TASK DESCRIPTION:
Read the records and gather each line that includes "title".

DATA SHOWN:
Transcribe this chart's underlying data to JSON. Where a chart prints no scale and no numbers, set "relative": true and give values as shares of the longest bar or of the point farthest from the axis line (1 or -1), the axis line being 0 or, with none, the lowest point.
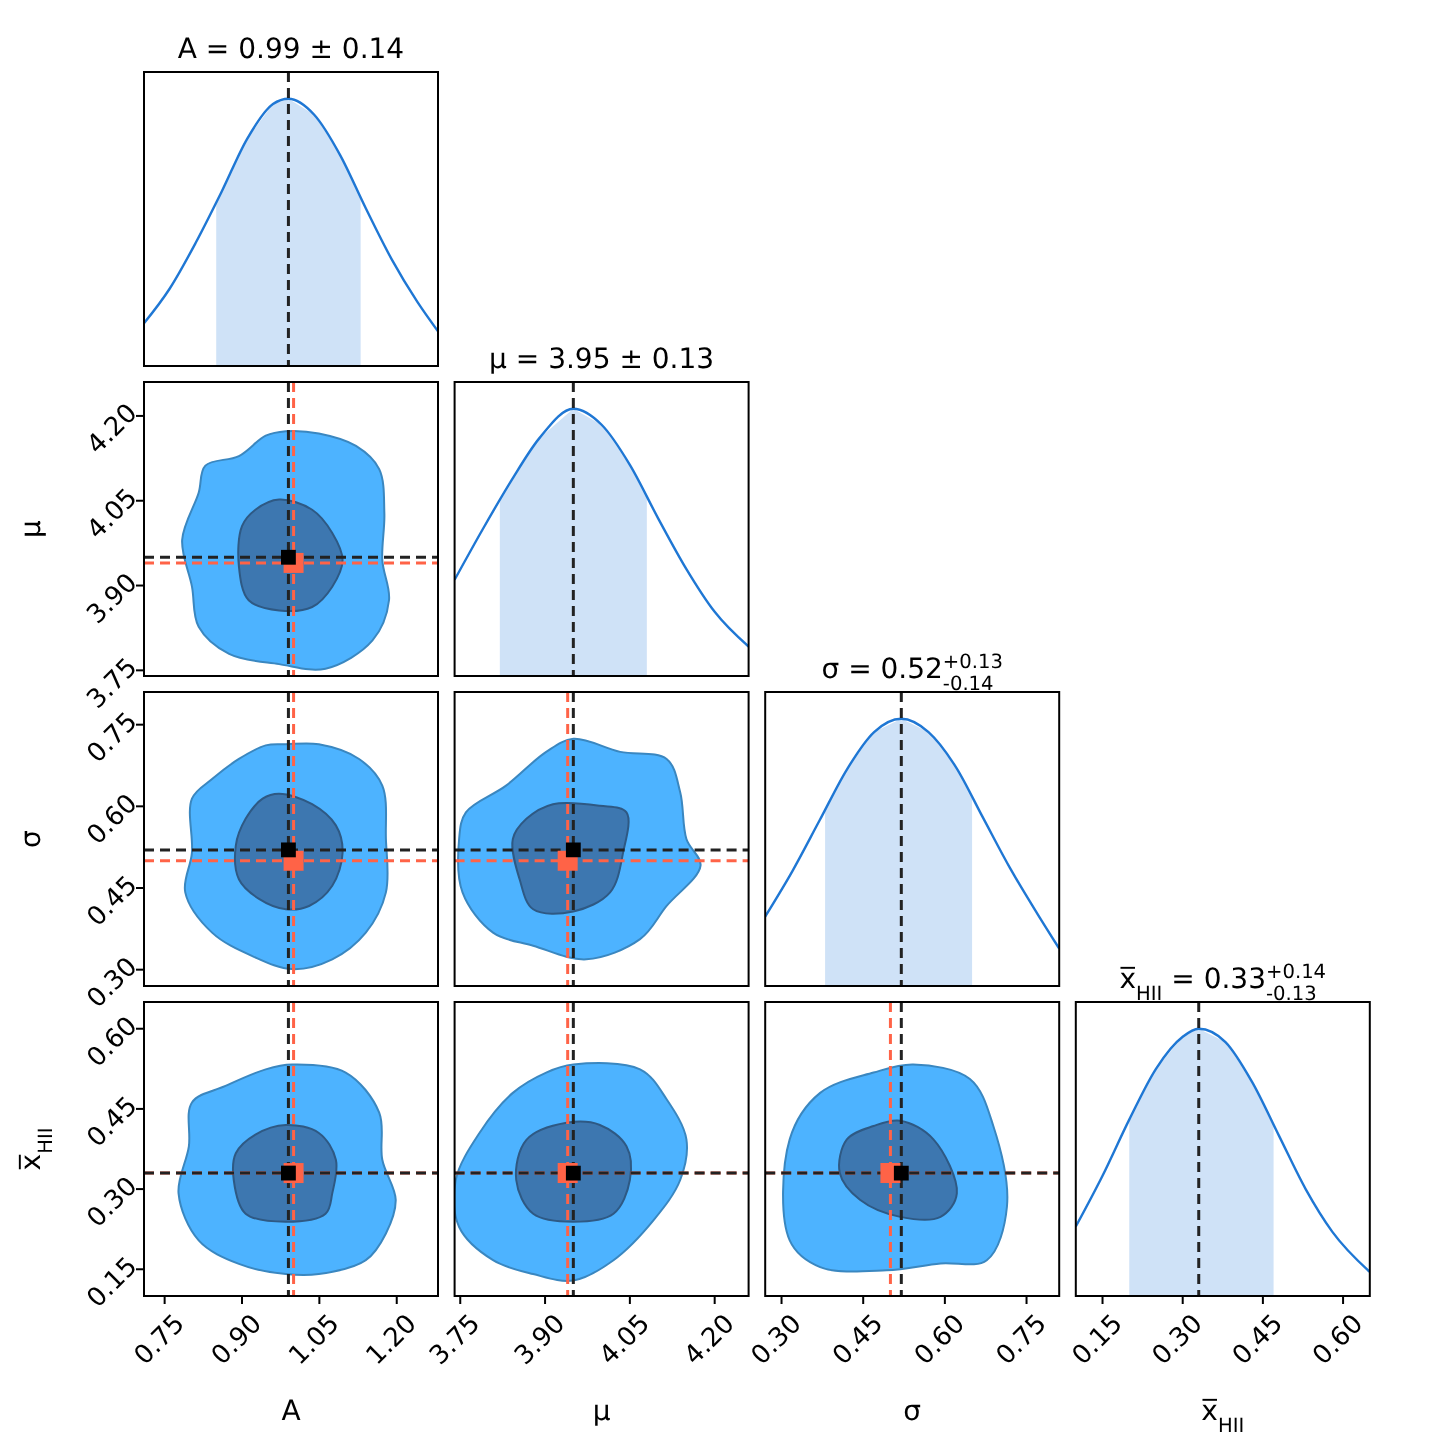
{
  "chart_data": [
    {
      "type": "line",
      "title": "A = 0.99 ± 0.14",
      "relative": true,
      "xlim": [
        0.71,
        1.28
      ],
      "tick_labels": false,
      "series": [
        {
          "color": "#1f77d4",
          "x": [
            0.71,
            0.76,
            0.81,
            0.86,
            0.91,
            0.96,
            0.99,
            1.04,
            1.09,
            1.14,
            1.19,
            1.24,
            1.28
          ],
          "values": [
            0.16,
            0.29,
            0.46,
            0.65,
            0.85,
            0.98,
            1,
            0.94,
            0.79,
            0.59,
            0.4,
            0.24,
            0.13
          ]
        }
      ],
      "bands": [
        {
          "axis": "x",
          "from": 0.85,
          "to": 1.13,
          "color": "#cfe2f7"
        }
      ],
      "ref_lines": [
        {
          "axis": "x",
          "value": 0.99,
          "color": "#222222",
          "line_style": "dashed"
        }
      ]
    },
    {
      "type": "area",
      "ylabel": "μ",
      "xlim": [
        0.71,
        1.28
      ],
      "ylim": [
        3.74,
        4.26
      ],
      "yticks": [
        {
          "value": 3.75,
          "label": "3.75"
        },
        {
          "value": 3.9,
          "label": "3.90"
        },
        4.05,
        {
          "value": 4.2,
          "label": "4.20"
        }
      ],
      "tick_labels": "y",
      "series": [
        {
          "color": "#4db3ff",
          "x": [
            0.985,
            1.049,
            1.121,
            1.166,
            1.176,
            1.172,
            1.185,
            1.153,
            1.062,
            0.972,
            0.875,
            0.816,
            0.803,
            0.784,
            0.816,
            0.829,
            0.894,
            0.946
          ],
          "values": [
            4.173,
            4.169,
            4.147,
            4.106,
            4.028,
            3.945,
            3.874,
            3.803,
            3.753,
            3.761,
            3.779,
            3.827,
            3.898,
            3.981,
            4.064,
            4.112,
            4.129,
            4.165
          ]
        },
        {
          "color": "#3d77b0",
          "x": [
            0.972,
            1.036,
            1.075,
            1.095,
            1.075,
            1.036,
            0.972,
            0.913,
            0.894,
            0.9,
            0.926
          ],
          "values": [
            4.052,
            4.034,
            3.993,
            3.945,
            3.898,
            3.862,
            3.856,
            3.874,
            3.934,
            4.005,
            4.034
          ]
        },
        {
          "type": "scatter",
          "marker": "square",
          "color": "#ff6347",
          "x": [
            1.0
          ],
          "values": [
            3.94
          ]
        },
        {
          "type": "scatter",
          "marker": "square",
          "color": "#000000",
          "x": [
            0.99
          ],
          "values": [
            3.95
          ]
        }
      ],
      "ref_lines": [
        {
          "axis": "x",
          "value": 1.0,
          "color": "#ff6347",
          "line_style": "dashed"
        },
        {
          "axis": "y",
          "value": 3.94,
          "color": "#ff6347",
          "line_style": "dashed"
        },
        {
          "axis": "x",
          "value": 0.99,
          "color": "#222222",
          "line_style": "dashed"
        },
        {
          "axis": "y",
          "value": 3.95,
          "color": "#222222",
          "line_style": "dashed"
        }
      ]
    },
    {
      "type": "line",
      "title": "μ = 3.95 ± 0.13",
      "relative": true,
      "xlim": [
        3.74,
        4.26
      ],
      "tick_labels": false,
      "series": [
        {
          "color": "#1f77d4",
          "x": [
            3.74,
            3.79,
            3.84,
            3.89,
            3.95,
            4.0,
            4.05,
            4.1,
            4.15,
            4.2,
            4.26
          ],
          "values": [
            0.36,
            0.55,
            0.73,
            0.89,
            1,
            0.94,
            0.79,
            0.59,
            0.4,
            0.24,
            0.11
          ]
        }
      ],
      "bands": [
        {
          "axis": "x",
          "from": 3.82,
          "to": 4.08,
          "color": "#cfe2f7"
        }
      ],
      "ref_lines": [
        {
          "axis": "x",
          "value": 3.95,
          "color": "#222222",
          "line_style": "dashed"
        }
      ]
    },
    {
      "type": "area",
      "ylabel": "σ",
      "xlim": [
        0.71,
        1.28
      ],
      "ylim": [
        0.27,
        0.81
      ],
      "yticks": [
        {
          "value": 0.3,
          "label": "0.30"
        },
        0.45,
        {
          "value": 0.6,
          "label": "0.60"
        },
        0.75
      ],
      "tick_labels": "y",
      "series": [
        {
          "color": "#4db3ff",
          "x": [
            0.985,
            1.049,
            1.127,
            1.172,
            1.179,
            1.179,
            1.14,
            1.075,
            0.997,
            0.92,
            0.842,
            0.79,
            0.803,
            0.803,
            0.842,
            0.894,
            0.946
          ],
          "values": [
            0.714,
            0.714,
            0.687,
            0.638,
            0.54,
            0.442,
            0.368,
            0.319,
            0.301,
            0.325,
            0.368,
            0.442,
            0.515,
            0.614,
            0.65,
            0.687,
            0.712
          ]
        },
        {
          "color": "#3d77b0",
          "x": [
            0.972,
            1.036,
            1.082,
            1.095,
            1.075,
            1.03,
            0.985,
            0.933,
            0.894,
            0.888,
            0.907,
            0.94
          ],
          "values": [
            0.623,
            0.604,
            0.565,
            0.515,
            0.454,
            0.417,
            0.411,
            0.43,
            0.466,
            0.528,
            0.577,
            0.614
          ]
        },
        {
          "type": "scatter",
          "marker": "square",
          "color": "#ff6347",
          "x": [
            1.0
          ],
          "values": [
            0.5
          ]
        },
        {
          "type": "scatter",
          "marker": "square",
          "color": "#000000",
          "x": [
            0.99
          ],
          "values": [
            0.52
          ]
        }
      ],
      "ref_lines": [
        {
          "axis": "x",
          "value": 1.0,
          "color": "#ff6347",
          "line_style": "dashed"
        },
        {
          "axis": "y",
          "value": 0.5,
          "color": "#ff6347",
          "line_style": "dashed"
        },
        {
          "axis": "x",
          "value": 0.99,
          "color": "#222222",
          "line_style": "dashed"
        },
        {
          "axis": "y",
          "value": 0.52,
          "color": "#222222",
          "line_style": "dashed"
        }
      ]
    },
    {
      "type": "area",
      "xlim": [
        3.74,
        4.26
      ],
      "ylim": [
        0.27,
        0.81
      ],
      "tick_labels": false,
      "series": [
        {
          "color": "#4db3ff",
          "x": [
            3.95,
            4.033,
            4.115,
            4.139,
            4.15,
            4.175,
            4.115,
            4.068,
            3.973,
            3.879,
            3.808,
            3.754,
            3.748,
            3.76,
            3.831,
            3.902
          ],
          "values": [
            0.724,
            0.7,
            0.687,
            0.626,
            0.54,
            0.491,
            0.417,
            0.356,
            0.319,
            0.344,
            0.368,
            0.442,
            0.54,
            0.589,
            0.638,
            0.7
          ]
        },
        {
          "color": "#3d77b0",
          "x": [
            3.914,
            3.997,
            4.044,
            4.038,
            4.015,
            3.95,
            3.879,
            3.855,
            3.843,
            3.867
          ],
          "values": [
            0.604,
            0.601,
            0.589,
            0.515,
            0.442,
            0.407,
            0.411,
            0.466,
            0.54,
            0.577
          ]
        },
        {
          "type": "scatter",
          "marker": "square",
          "color": "#ff6347",
          "x": [
            3.94
          ],
          "values": [
            0.5
          ]
        },
        {
          "type": "scatter",
          "marker": "square",
          "color": "#000000",
          "x": [
            3.95
          ],
          "values": [
            0.52
          ]
        }
      ],
      "ref_lines": [
        {
          "axis": "x",
          "value": 3.94,
          "color": "#ff6347",
          "line_style": "dashed"
        },
        {
          "axis": "y",
          "value": 0.5,
          "color": "#ff6347",
          "line_style": "dashed"
        },
        {
          "axis": "x",
          "value": 3.95,
          "color": "#222222",
          "line_style": "dashed"
        },
        {
          "axis": "y",
          "value": 0.52,
          "color": "#222222",
          "line_style": "dashed"
        }
      ]
    },
    {
      "type": "line",
      "title": "σ = 0.52$^{+0.13}$$_{-0.14}$",
      "relative": true,
      "xlim": [
        0.27,
        0.81
      ],
      "tick_labels": false,
      "series": [
        {
          "color": "#1f77d4",
          "x": [
            0.27,
            0.32,
            0.37,
            0.42,
            0.47,
            0.52,
            0.57,
            0.62,
            0.67,
            0.72,
            0.77,
            0.81
          ],
          "values": [
            0.26,
            0.43,
            0.62,
            0.81,
            0.95,
            1,
            0.95,
            0.82,
            0.63,
            0.44,
            0.27,
            0.14
          ]
        }
      ],
      "bands": [
        {
          "axis": "x",
          "from": 0.38,
          "to": 0.65,
          "color": "#cfe2f7"
        }
      ],
      "ref_lines": [
        {
          "axis": "x",
          "value": 0.52,
          "color": "#222222",
          "line_style": "dashed"
        }
      ]
    },
    {
      "type": "area",
      "xlabel": "A",
      "ylabel": "x̅$_{HII}$",
      "xlim": [
        0.71,
        1.28
      ],
      "ylim": [
        0.1,
        0.65
      ],
      "xticks": [
        0.75,
        {
          "value": 0.9,
          "label": "0.90"
        },
        1.05,
        {
          "value": 1.2,
          "label": "1.20"
        }
      ],
      "yticks": [
        0.15,
        {
          "value": 0.3,
          "label": "0.30"
        },
        0.45,
        {
          "value": 0.6,
          "label": "0.60"
        }
      ],
      "series": [
        {
          "color": "#4db3ff",
          "x": [
            0.997,
            1.101,
            1.166,
            1.172,
            1.198,
            1.179,
            1.14,
            1.049,
            0.985,
            0.894,
            0.816,
            0.777,
            0.797,
            0.803,
            0.868,
            0.946
          ],
          "values": [
            0.533,
            0.518,
            0.443,
            0.355,
            0.28,
            0.217,
            0.167,
            0.141,
            0.141,
            0.16,
            0.204,
            0.292,
            0.38,
            0.462,
            0.493,
            0.524
          ]
        },
        {
          "color": "#3d77b0",
          "x": [
            0.985,
            1.049,
            1.082,
            1.075,
            1.062,
            0.985,
            0.907,
            0.884,
            0.888,
            0.926
          ],
          "values": [
            0.42,
            0.405,
            0.355,
            0.292,
            0.254,
            0.239,
            0.254,
            0.317,
            0.367,
            0.402
          ]
        },
        {
          "type": "scatter",
          "marker": "square",
          "color": "#ff6347",
          "x": [
            1.0
          ],
          "values": [
            0.33
          ]
        },
        {
          "type": "scatter",
          "marker": "square",
          "color": "#000000",
          "x": [
            0.99
          ],
          "values": [
            0.33
          ]
        }
      ],
      "ref_lines": [
        {
          "axis": "x",
          "value": 1.0,
          "color": "#ff6347",
          "line_style": "dashed"
        },
        {
          "axis": "y",
          "value": 0.33,
          "color": "#ff6347",
          "line_style": "dashed"
        },
        {
          "axis": "x",
          "value": 0.99,
          "color": "#222222",
          "line_style": "dashed"
        },
        {
          "axis": "y",
          "value": 0.33,
          "color": "#222222",
          "line_style": "dashed"
        }
      ]
    },
    {
      "type": "area",
      "xlabel": "μ",
      "xlim": [
        3.74,
        4.26
      ],
      "ylim": [
        0.1,
        0.65
      ],
      "xticks": [
        3.75,
        {
          "value": 3.9,
          "label": "3.90"
        },
        4.05,
        {
          "value": 4.2,
          "label": "4.20"
        }
      ],
      "tick_labels": "x",
      "series": [
        {
          "color": "#4db3ff",
          "x": [
            3.95,
            4.068,
            4.115,
            4.15,
            4.139,
            4.092,
            4.021,
            3.95,
            3.879,
            3.808,
            3.748,
            3.742,
            3.784,
            3.843,
            3.902
          ],
          "values": [
            0.533,
            0.524,
            0.468,
            0.393,
            0.317,
            0.242,
            0.167,
            0.129,
            0.141,
            0.167,
            0.229,
            0.317,
            0.405,
            0.48,
            0.518
          ]
        },
        {
          "color": "#3d77b0",
          "x": [
            3.938,
            3.997,
            4.044,
            4.05,
            4.021,
            3.95,
            3.879,
            3.849,
            3.867
          ],
          "values": [
            0.424,
            0.42,
            0.38,
            0.317,
            0.254,
            0.239,
            0.254,
            0.317,
            0.392
          ]
        },
        {
          "type": "scatter",
          "marker": "square",
          "color": "#ff6347",
          "x": [
            3.94
          ],
          "values": [
            0.33
          ]
        },
        {
          "type": "scatter",
          "marker": "square",
          "color": "#000000",
          "x": [
            3.95
          ],
          "values": [
            0.33
          ]
        }
      ],
      "ref_lines": [
        {
          "axis": "x",
          "value": 3.94,
          "color": "#ff6347",
          "line_style": "dashed"
        },
        {
          "axis": "y",
          "value": 0.33,
          "color": "#ff6347",
          "line_style": "dashed"
        },
        {
          "axis": "x",
          "value": 3.95,
          "color": "#222222",
          "line_style": "dashed"
        },
        {
          "axis": "y",
          "value": 0.33,
          "color": "#222222",
          "line_style": "dashed"
        }
      ]
    },
    {
      "type": "area",
      "xlabel": "σ",
      "xlim": [
        0.27,
        0.81
      ],
      "ylim": [
        0.1,
        0.65
      ],
      "xticks": [
        {
          "value": 0.3,
          "label": "0.30"
        },
        0.45,
        {
          "value": 0.6,
          "label": "0.60"
        },
        0.75
      ],
      "tick_labels": "x",
      "series": [
        {
          "color": "#4db3ff",
          "x": [
            0.542,
            0.646,
            0.689,
            0.714,
            0.677,
            0.592,
            0.493,
            0.371,
            0.315,
            0.315,
            0.371,
            0.469
          ],
          "values": [
            0.533,
            0.506,
            0.418,
            0.267,
            0.167,
            0.161,
            0.148,
            0.154,
            0.204,
            0.393,
            0.48,
            0.518
          ]
        },
        {
          "color": "#3d77b0",
          "x": [
            0.518,
            0.579,
            0.622,
            0.592,
            0.518,
            0.444,
            0.407,
            0.42,
            0.469
          ],
          "values": [
            0.428,
            0.393,
            0.292,
            0.248,
            0.248,
            0.28,
            0.33,
            0.393,
            0.418
          ]
        },
        {
          "type": "scatter",
          "marker": "square",
          "color": "#ff6347",
          "x": [
            0.5
          ],
          "values": [
            0.33
          ]
        },
        {
          "type": "scatter",
          "marker": "square",
          "color": "#000000",
          "x": [
            0.52
          ],
          "values": [
            0.33
          ]
        }
      ],
      "ref_lines": [
        {
          "axis": "x",
          "value": 0.5,
          "color": "#ff6347",
          "line_style": "dashed"
        },
        {
          "axis": "y",
          "value": 0.33,
          "color": "#ff6347",
          "line_style": "dashed"
        },
        {
          "axis": "x",
          "value": 0.52,
          "color": "#222222",
          "line_style": "dashed"
        },
        {
          "axis": "y",
          "value": 0.33,
          "color": "#222222",
          "line_style": "dashed"
        }
      ]
    },
    {
      "type": "line",
      "title": "x̅$_{HII}$ = 0.33$^{+0.14}$$_{-0.13}$",
      "xlabel": "x̅$_{HII}$",
      "relative": true,
      "xlim": [
        0.1,
        0.65
      ],
      "xticks": [
        0.15,
        {
          "value": 0.3,
          "label": "0.30"
        },
        0.45,
        {
          "value": 0.6,
          "label": "0.60"
        }
      ],
      "tick_labels": "x",
      "series": [
        {
          "color": "#1f77d4",
          "x": [
            0.1,
            0.15,
            0.2,
            0.25,
            0.3,
            0.33,
            0.38,
            0.43,
            0.48,
            0.53,
            0.58,
            0.65
          ],
          "values": [
            0.26,
            0.45,
            0.66,
            0.85,
            0.97,
            1,
            0.95,
            0.8,
            0.6,
            0.4,
            0.24,
            0.09
          ]
        }
      ],
      "bands": [
        {
          "axis": "x",
          "from": 0.2,
          "to": 0.47,
          "color": "#cfe2f7"
        }
      ],
      "ref_lines": [
        {
          "axis": "x",
          "value": 0.33,
          "color": "#222222",
          "line_style": "dashed"
        }
      ]
    }
  ]
}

EXERCISE OUTPUT:
      "title": "A = 0.99 ± 0.14",
      "title": "μ = 3.95 ± 0.13",
      "title": "σ = 0.52$^{+0.13}$$_{-0.14}$",
      "title": "x̅$_{HII}$ = 0.33$^{+0.14}$$_{-0.13}$",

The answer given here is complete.